(Stored data)
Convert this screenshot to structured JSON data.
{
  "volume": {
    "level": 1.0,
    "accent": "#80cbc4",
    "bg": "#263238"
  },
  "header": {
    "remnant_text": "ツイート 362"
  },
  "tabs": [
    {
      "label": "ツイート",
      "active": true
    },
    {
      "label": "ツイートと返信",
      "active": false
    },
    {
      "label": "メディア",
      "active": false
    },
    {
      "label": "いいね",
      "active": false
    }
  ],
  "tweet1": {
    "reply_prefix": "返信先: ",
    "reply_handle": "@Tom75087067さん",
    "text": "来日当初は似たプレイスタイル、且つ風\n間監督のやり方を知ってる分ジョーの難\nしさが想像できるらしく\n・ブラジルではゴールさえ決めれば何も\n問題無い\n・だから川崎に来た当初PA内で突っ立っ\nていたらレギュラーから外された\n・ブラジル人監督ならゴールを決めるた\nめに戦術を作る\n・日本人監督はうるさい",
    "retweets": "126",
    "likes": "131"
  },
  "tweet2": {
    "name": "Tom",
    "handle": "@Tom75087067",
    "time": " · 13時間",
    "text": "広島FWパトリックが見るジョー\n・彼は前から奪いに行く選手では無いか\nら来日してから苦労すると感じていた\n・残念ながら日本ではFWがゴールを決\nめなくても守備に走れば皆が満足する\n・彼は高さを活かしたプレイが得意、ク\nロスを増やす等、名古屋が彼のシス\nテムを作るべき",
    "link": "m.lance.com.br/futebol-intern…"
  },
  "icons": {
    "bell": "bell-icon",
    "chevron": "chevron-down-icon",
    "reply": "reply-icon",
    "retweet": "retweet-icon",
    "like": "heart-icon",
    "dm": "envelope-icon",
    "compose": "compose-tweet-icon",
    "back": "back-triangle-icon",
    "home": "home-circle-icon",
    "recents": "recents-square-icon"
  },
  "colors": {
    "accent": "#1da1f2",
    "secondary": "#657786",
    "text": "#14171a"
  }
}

- **Aim of the task**
Look through the data and show every line containing "label".

- **The result**
      "label": "ツイート",
      "label": "ツイートと返信",
      "label": "メディア",
      "label": "いいね",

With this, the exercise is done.